**Task requirements**
Take the line containing "Enumerate this screenshot's" and every line after it to the end of the records, and copy them exactly, excluding pictures.

(Items from a dataset)
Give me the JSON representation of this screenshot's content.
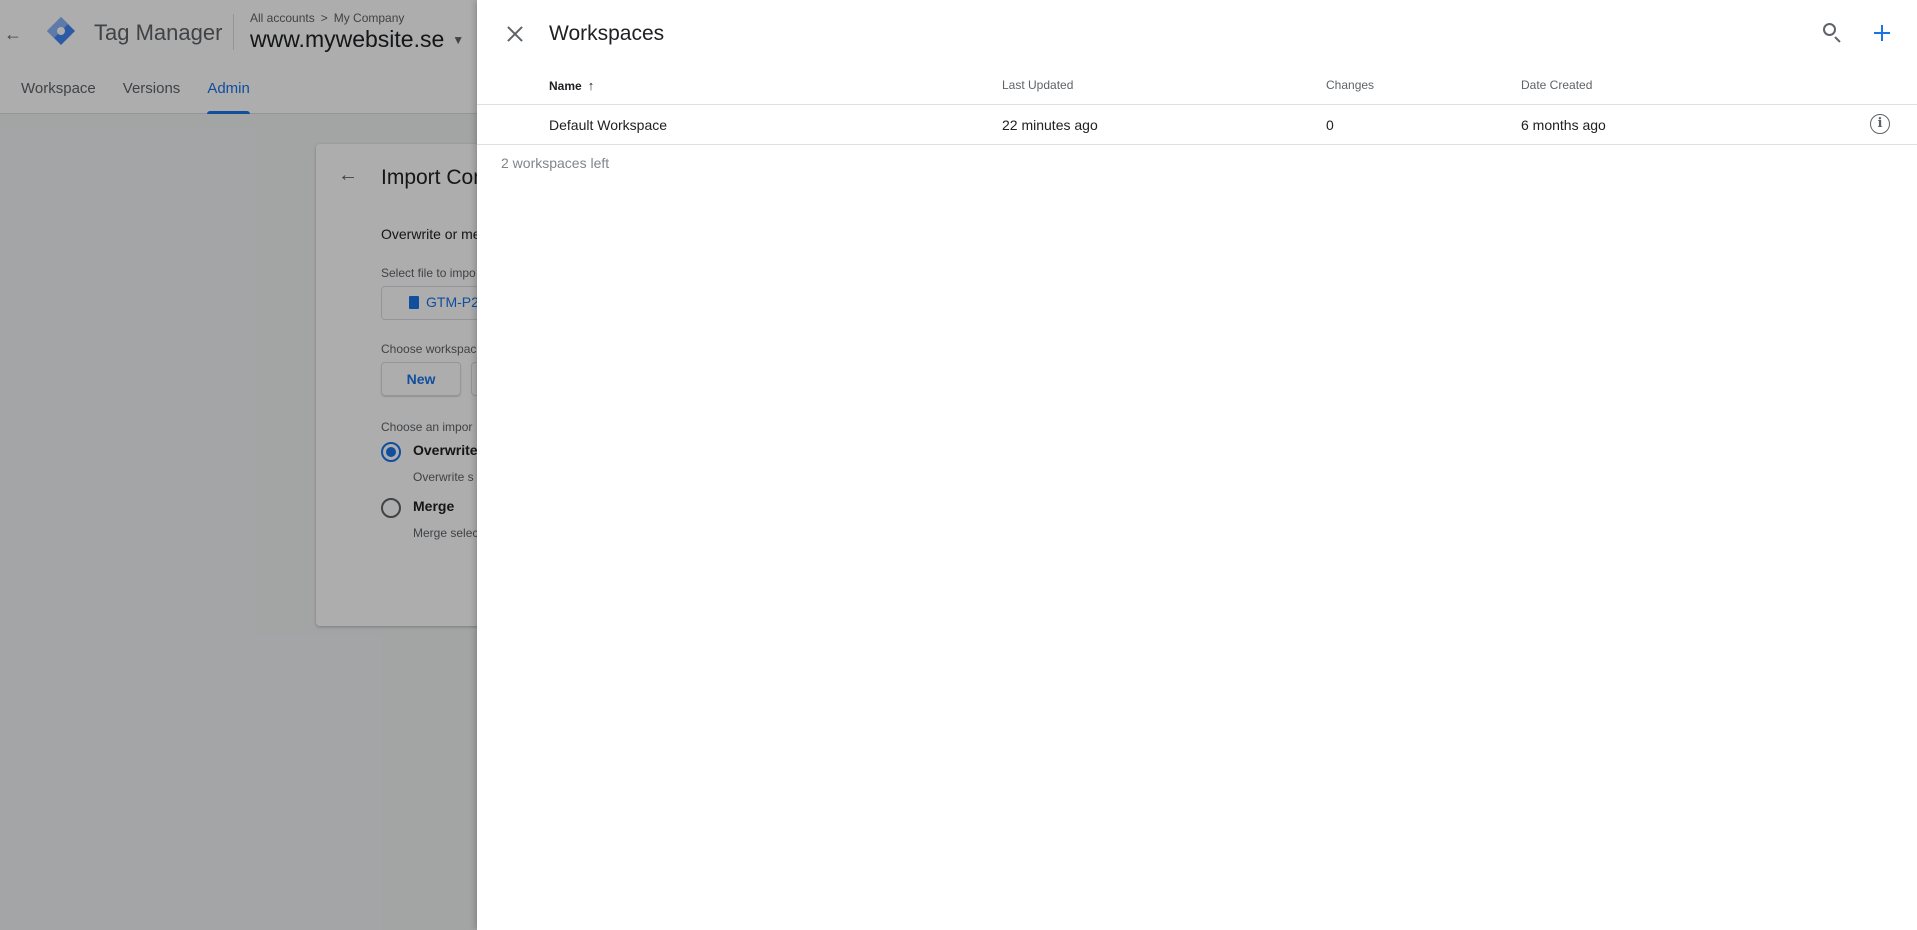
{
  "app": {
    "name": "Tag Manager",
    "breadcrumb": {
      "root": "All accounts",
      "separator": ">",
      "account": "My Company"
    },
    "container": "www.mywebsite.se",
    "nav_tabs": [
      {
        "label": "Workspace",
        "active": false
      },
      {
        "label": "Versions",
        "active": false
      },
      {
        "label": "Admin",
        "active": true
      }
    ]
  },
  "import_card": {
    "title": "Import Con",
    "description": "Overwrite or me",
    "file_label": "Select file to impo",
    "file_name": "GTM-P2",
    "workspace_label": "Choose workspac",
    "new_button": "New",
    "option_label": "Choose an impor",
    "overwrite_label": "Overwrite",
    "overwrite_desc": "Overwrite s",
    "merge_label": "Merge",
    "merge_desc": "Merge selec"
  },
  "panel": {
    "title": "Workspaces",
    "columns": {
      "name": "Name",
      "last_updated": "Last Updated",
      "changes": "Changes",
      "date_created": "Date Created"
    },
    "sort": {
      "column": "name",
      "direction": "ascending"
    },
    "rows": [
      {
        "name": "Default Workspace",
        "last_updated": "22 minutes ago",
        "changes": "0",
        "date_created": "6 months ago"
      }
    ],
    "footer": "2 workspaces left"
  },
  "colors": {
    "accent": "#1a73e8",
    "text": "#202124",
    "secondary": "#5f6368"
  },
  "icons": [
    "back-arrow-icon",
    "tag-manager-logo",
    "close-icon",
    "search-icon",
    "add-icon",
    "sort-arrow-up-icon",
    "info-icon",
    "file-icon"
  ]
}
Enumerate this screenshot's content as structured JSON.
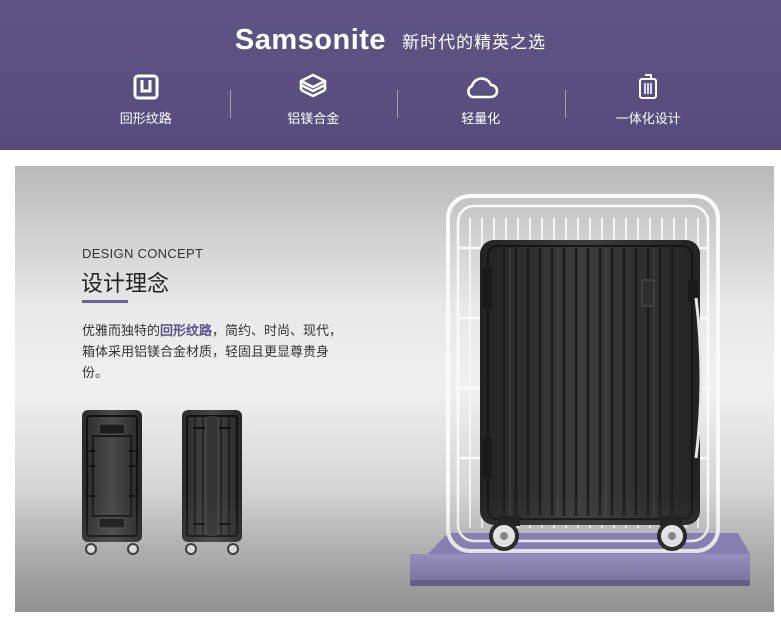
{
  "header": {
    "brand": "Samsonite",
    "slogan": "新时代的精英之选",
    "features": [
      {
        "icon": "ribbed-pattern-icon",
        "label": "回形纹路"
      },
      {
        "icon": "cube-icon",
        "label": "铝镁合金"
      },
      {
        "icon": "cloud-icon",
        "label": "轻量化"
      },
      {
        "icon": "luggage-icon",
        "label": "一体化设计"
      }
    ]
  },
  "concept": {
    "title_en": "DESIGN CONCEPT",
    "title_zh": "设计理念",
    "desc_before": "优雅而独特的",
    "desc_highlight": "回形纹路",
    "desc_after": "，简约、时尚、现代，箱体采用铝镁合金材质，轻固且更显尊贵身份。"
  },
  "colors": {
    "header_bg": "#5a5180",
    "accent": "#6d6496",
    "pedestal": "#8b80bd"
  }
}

**Exercise answer**
Enumerate this screenshot's content as structured JSON.
{
  "header": {
    "brand": "Samsonite",
    "slogan": "新时代的精英之选",
    "features": [
      {
        "icon": "ribbed-pattern-icon",
        "label": "回形纹路"
      },
      {
        "icon": "cube-icon",
        "label": "铝镁合金"
      },
      {
        "icon": "cloud-icon",
        "label": "轻量化"
      },
      {
        "icon": "luggage-icon",
        "label": "一体化设计"
      }
    ]
  },
  "concept": {
    "title_en": "DESIGN CONCEPT",
    "title_zh": "设计理念",
    "desc_before": "优雅而独特的",
    "desc_highlight": "回形纹路",
    "desc_after": "，简约、时尚、现代，箱体采用铝镁合金材质，轻固且更显尊贵身份。"
  },
  "colors": {
    "header_bg": "#5a5180",
    "accent": "#6d6496",
    "pedestal": "#8b80bd"
  }
}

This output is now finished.